--- Begin ---

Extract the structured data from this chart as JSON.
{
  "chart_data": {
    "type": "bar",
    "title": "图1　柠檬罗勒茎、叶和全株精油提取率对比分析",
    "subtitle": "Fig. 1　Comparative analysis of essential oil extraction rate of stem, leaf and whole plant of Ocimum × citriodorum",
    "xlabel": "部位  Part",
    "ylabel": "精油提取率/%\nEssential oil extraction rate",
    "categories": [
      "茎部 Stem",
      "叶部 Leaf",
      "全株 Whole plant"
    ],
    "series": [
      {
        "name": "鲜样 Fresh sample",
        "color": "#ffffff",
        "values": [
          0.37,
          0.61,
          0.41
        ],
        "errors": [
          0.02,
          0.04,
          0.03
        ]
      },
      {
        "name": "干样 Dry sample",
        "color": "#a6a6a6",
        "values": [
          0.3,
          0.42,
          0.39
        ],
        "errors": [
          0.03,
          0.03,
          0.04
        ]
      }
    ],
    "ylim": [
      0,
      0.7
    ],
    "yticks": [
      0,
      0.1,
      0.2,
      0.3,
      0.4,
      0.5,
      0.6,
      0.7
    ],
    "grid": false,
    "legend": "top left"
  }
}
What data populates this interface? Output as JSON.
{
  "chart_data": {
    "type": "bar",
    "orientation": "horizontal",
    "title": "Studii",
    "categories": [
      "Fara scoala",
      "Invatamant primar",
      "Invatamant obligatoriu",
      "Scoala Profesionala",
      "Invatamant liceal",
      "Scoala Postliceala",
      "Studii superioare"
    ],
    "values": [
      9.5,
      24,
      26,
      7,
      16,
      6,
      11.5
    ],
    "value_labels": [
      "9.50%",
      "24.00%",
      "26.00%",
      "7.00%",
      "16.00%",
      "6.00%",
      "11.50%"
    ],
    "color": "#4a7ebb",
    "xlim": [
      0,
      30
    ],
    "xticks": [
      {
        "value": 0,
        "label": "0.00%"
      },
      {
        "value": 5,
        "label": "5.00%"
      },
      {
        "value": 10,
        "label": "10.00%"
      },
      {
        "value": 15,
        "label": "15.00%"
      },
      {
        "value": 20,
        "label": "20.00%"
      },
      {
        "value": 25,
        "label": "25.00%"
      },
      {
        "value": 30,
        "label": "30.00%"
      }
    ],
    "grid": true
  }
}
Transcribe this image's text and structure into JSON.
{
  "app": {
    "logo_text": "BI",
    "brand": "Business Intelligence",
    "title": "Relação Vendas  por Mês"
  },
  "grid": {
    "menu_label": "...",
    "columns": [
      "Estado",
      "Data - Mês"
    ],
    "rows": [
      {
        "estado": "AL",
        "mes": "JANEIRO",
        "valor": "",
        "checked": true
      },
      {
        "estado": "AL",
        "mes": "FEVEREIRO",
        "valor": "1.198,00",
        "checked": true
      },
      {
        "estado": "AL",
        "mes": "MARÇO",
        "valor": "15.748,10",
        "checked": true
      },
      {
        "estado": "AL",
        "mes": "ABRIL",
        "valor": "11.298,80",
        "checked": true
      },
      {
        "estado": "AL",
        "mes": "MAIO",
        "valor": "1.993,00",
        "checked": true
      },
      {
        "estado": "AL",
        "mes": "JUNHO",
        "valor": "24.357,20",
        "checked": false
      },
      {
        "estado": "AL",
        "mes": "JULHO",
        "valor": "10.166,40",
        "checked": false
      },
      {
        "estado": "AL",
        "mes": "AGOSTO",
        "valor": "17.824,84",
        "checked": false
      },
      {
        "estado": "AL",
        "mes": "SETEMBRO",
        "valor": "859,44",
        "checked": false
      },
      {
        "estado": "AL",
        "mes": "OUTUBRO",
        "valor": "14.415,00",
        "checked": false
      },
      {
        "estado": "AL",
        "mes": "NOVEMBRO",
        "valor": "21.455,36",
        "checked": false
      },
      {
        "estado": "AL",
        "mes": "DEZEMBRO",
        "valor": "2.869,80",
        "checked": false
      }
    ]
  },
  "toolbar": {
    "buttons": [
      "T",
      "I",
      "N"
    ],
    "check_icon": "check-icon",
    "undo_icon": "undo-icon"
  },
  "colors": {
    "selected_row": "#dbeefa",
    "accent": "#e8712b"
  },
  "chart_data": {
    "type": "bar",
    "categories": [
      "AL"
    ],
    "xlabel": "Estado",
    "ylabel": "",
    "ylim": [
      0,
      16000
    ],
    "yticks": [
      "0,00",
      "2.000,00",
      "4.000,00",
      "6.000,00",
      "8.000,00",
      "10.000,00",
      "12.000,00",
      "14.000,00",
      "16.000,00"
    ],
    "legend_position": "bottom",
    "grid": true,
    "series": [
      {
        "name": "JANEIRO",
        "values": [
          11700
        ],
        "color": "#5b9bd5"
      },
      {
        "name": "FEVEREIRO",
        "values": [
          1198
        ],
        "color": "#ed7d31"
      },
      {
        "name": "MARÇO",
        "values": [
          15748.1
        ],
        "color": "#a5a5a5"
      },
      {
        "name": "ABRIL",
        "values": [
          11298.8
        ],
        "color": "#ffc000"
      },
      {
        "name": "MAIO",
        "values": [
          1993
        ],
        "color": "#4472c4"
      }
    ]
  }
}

--- End ---

Repeat the listing in full, keeping every line exactly as it is.

Extract the structured data from this chart as JSON.
{
  "chart_data": {
    "type": "bar",
    "title": "图1　柠檬罗勒茎、叶和全株精油提取率对比分析",
    "subtitle": "Fig. 1　Comparative analysis of essential oil extraction rate of stem, leaf and whole plant of Ocimum × citriodorum",
    "xlabel": "部位  Part",
    "ylabel": "精油提取率/%\nEssential oil extraction rate",
    "categories": [
      "茎部 Stem",
      "叶部 Leaf",
      "全株 Whole plant"
    ],
    "series": [
      {
        "name": "鲜样 Fresh sample",
        "color": "#ffffff",
        "values": [
          0.37,
          0.61,
          0.41
        ],
        "errors": [
          0.02,
          0.04,
          0.03
        ]
      },
      {
        "name": "干样 Dry sample",
        "color": "#a6a6a6",
        "values": [
          0.3,
          0.42,
          0.39
        ],
        "errors": [
          0.03,
          0.03,
          0.04
        ]
      }
    ],
    "ylim": [
      0,
      0.7
    ],
    "yticks": [
      0,
      0.1,
      0.2,
      0.3,
      0.4,
      0.5,
      0.6,
      0.7
    ],
    "grid": false,
    "legend": "top left"
  }
}
What data populates this interface? Output as JSON.
{
  "chart_data": {
    "type": "bar",
    "orientation": "horizontal",
    "title": "Studii",
    "categories": [
      "Fara scoala",
      "Invatamant primar",
      "Invatamant obligatoriu",
      "Scoala Profesionala",
      "Invatamant liceal",
      "Scoala Postliceala",
      "Studii superioare"
    ],
    "values": [
      9.5,
      24,
      26,
      7,
      16,
      6,
      11.5
    ],
    "value_labels": [
      "9.50%",
      "24.00%",
      "26.00%",
      "7.00%",
      "16.00%",
      "6.00%",
      "11.50%"
    ],
    "color": "#4a7ebb",
    "xlim": [
      0,
      30
    ],
    "xticks": [
      {
        "value": 0,
        "label": "0.00%"
      },
      {
        "value": 5,
        "label": "5.00%"
      },
      {
        "value": 10,
        "label": "10.00%"
      },
      {
        "value": 15,
        "label": "15.00%"
      },
      {
        "value": 20,
        "label": "20.00%"
      },
      {
        "value": 25,
        "label": "25.00%"
      },
      {
        "value": 30,
        "label": "30.00%"
      }
    ],
    "grid": true
  }
}
Transcribe this image's text and structure into JSON.
{
  "app": {
    "logo_text": "BI",
    "brand": "Business Intelligence",
    "title": "Relação Vendas  por Mês"
  },
  "grid": {
    "menu_label": "...",
    "columns": [
      "Estado",
      "Data - Mês"
    ],
    "rows": [
      {
        "estado": "AL",
        "mes": "JANEIRO",
        "valor": "",
        "checked": true
      },
      {
        "estado": "AL",
        "mes": "FEVEREIRO",
        "valor": "1.198,00",
        "checked": true
      },
      {
        "estado": "AL",
        "mes": "MARÇO",
        "valor": "15.748,10",
        "checked": true
      },
      {
        "estado": "AL",
        "mes": "ABRIL",
        "valor": "11.298,80",
        "checked": true
      },
      {
        "estado": "AL",
        "mes": "MAIO",
        "valor": "1.993,00",
        "checked": true
      },
      {
        "estado": "AL",
        "mes": "JUNHO",
        "valor": "24.357,20",
        "checked": false
      },
      {
        "estado": "AL",
        "mes": "JULHO",
        "valor": "10.166,40",
        "checked": false
      },
      {
        "estado": "AL",
        "mes": "AGOSTO",
        "valor": "17.824,84",
        "checked": false
      },
      {
        "estado": "AL",
        "mes": "SETEMBRO",
        "valor": "859,44",
        "checked": false
      },
      {
        "estado": "AL",
        "mes": "OUTUBRO",
        "valor": "14.415,00",
        "checked": false
      },
      {
        "estado": "AL",
        "mes": "NOVEMBRO",
        "valor": "21.455,36",
        "checked": false
      },
      {
        "estado": "AL",
        "mes": "DEZEMBRO",
        "valor": "2.869,80",
        "checked": false
      }
    ]
  },
  "toolbar": {
    "buttons": [
      "T",
      "I",
      "N"
    ],
    "check_icon": "check-icon",
    "undo_icon": "undo-icon"
  },
  "colors": {
    "selected_row": "#dbeefa",
    "accent": "#e8712b"
  },
  "chart_data": {
    "type": "bar",
    "categories": [
      "AL"
    ],
    "xlabel": "Estado",
    "ylabel": "",
    "ylim": [
      0,
      16000
    ],
    "yticks": [
      "0,00",
      "2.000,00",
      "4.000,00",
      "6.000,00",
      "8.000,00",
      "10.000,00",
      "12.000,00",
      "14.000,00",
      "16.000,00"
    ],
    "legend_position": "bottom",
    "grid": true,
    "series": [
      {
        "name": "JANEIRO",
        "values": [
          11700
        ],
        "color": "#5b9bd5"
      },
      {
        "name": "FEVEREIRO",
        "values": [
          1198
        ],
        "color": "#ed7d31"
      },
      {
        "name": "MARÇO",
        "values": [
          15748.1
        ],
        "color": "#a5a5a5"
      },
      {
        "name": "ABRIL",
        "values": [
          11298.8
        ],
        "color": "#ffc000"
      },
      {
        "name": "MAIO",
        "values": [
          1993
        ],
        "color": "#4472c4"
      }
    ]
  }
}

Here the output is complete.